What is required:
List all lines in the material below that contain "Concentration".

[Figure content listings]
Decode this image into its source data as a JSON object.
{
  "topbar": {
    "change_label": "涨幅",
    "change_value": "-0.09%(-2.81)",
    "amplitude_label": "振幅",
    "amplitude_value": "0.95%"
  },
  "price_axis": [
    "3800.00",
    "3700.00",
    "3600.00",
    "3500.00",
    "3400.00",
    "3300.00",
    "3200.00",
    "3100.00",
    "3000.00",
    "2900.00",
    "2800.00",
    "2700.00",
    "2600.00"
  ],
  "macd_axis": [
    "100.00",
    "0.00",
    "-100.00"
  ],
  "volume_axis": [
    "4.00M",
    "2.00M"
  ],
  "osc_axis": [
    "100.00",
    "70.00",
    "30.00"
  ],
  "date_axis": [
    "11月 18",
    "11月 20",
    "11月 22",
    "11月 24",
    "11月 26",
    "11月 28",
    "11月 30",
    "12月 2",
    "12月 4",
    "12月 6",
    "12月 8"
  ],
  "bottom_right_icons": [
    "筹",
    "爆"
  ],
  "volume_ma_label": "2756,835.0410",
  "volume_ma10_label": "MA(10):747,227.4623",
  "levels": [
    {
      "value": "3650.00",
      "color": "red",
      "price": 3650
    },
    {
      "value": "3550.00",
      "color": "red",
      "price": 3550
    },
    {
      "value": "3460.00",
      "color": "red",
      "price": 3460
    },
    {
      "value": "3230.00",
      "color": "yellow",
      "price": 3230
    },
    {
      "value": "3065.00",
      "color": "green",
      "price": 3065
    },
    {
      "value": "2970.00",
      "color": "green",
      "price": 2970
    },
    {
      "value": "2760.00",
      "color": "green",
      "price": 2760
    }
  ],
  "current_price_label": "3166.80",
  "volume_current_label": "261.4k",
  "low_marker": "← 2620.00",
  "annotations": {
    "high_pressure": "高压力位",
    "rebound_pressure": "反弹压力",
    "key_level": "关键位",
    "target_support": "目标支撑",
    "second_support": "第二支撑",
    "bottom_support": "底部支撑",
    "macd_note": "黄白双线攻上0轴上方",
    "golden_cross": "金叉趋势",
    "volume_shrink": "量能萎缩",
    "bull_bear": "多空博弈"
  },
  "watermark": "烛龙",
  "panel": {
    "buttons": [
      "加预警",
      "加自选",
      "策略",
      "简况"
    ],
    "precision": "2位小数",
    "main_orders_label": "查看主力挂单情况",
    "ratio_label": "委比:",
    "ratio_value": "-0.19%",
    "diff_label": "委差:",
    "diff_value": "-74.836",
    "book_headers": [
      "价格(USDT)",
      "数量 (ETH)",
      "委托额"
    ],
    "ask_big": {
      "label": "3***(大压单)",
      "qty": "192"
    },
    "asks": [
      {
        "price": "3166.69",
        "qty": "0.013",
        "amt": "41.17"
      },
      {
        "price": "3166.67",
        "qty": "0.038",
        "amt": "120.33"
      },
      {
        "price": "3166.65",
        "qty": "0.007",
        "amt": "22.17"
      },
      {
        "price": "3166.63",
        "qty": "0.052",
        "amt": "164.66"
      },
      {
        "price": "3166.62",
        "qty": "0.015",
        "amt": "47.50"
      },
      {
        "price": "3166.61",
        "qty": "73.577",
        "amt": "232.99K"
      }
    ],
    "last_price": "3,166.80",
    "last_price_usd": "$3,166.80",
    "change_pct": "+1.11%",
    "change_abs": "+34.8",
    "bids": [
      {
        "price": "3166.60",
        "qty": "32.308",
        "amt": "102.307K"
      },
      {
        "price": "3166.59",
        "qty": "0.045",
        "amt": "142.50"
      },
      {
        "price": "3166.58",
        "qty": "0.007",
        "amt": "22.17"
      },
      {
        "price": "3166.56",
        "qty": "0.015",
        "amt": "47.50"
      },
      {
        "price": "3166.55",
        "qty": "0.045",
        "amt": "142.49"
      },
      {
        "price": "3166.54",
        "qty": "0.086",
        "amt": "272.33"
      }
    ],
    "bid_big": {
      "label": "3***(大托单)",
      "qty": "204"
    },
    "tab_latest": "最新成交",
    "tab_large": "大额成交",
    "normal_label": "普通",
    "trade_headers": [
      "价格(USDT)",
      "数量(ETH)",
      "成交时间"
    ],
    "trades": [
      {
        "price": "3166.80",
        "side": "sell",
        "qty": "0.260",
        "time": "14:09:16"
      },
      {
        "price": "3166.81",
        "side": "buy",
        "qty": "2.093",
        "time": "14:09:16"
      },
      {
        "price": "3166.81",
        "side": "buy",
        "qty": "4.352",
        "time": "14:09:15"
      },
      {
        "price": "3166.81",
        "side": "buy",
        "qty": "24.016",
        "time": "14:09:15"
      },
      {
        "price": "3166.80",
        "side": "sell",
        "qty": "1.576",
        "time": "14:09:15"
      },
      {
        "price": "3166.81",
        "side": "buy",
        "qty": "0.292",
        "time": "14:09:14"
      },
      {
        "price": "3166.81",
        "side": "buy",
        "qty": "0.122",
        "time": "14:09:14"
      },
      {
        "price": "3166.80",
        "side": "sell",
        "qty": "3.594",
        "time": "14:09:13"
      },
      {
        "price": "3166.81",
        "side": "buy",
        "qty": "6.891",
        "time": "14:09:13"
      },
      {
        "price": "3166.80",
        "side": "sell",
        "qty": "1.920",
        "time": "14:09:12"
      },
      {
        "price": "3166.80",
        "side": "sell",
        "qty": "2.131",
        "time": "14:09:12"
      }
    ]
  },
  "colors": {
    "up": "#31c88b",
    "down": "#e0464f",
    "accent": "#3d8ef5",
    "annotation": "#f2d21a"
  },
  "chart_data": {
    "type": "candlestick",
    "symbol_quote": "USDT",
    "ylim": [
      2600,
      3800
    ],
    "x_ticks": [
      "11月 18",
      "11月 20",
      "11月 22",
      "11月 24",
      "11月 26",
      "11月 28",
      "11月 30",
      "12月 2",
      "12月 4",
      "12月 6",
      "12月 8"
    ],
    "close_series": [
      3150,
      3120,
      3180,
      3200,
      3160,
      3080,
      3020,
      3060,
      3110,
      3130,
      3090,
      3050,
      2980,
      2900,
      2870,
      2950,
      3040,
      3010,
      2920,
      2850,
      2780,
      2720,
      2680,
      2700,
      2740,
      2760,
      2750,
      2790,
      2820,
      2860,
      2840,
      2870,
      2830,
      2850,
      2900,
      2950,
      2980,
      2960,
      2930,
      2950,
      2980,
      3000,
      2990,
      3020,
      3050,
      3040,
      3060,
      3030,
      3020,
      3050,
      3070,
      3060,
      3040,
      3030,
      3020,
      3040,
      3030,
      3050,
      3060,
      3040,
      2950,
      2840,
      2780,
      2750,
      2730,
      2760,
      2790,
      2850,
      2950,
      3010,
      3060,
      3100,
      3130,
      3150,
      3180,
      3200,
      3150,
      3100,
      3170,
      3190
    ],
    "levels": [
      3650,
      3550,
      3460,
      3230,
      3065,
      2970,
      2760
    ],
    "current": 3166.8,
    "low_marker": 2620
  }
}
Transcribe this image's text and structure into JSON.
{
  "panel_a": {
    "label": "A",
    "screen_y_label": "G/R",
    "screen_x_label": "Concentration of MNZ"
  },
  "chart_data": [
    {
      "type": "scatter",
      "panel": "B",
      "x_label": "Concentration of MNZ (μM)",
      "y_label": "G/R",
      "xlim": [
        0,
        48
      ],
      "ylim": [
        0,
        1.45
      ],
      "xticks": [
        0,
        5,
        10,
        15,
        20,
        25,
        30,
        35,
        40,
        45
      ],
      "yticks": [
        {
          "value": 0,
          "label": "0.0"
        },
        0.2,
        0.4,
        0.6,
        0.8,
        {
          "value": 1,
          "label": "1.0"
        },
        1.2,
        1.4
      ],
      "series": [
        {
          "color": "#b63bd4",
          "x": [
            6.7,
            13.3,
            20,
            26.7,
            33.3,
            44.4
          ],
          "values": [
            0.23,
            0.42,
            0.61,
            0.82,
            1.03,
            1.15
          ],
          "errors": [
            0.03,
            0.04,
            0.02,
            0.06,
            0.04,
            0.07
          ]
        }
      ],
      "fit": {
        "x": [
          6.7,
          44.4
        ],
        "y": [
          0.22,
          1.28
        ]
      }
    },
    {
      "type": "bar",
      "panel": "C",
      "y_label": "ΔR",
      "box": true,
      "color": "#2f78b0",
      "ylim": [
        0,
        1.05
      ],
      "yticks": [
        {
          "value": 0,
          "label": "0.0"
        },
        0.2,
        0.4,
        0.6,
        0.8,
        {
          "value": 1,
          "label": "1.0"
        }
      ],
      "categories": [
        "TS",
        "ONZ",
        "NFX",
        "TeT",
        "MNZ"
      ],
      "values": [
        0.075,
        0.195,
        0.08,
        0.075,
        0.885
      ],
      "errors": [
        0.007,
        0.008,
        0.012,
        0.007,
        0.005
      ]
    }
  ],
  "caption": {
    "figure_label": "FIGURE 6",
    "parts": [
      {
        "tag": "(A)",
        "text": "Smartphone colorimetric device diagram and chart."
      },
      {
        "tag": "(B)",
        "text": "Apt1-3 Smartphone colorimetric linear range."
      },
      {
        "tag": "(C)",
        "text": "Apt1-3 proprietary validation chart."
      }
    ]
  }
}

Written solution:
    "screen_x_label": "Concentration of MNZ"
      "x_label": "Concentration of MNZ (μM)",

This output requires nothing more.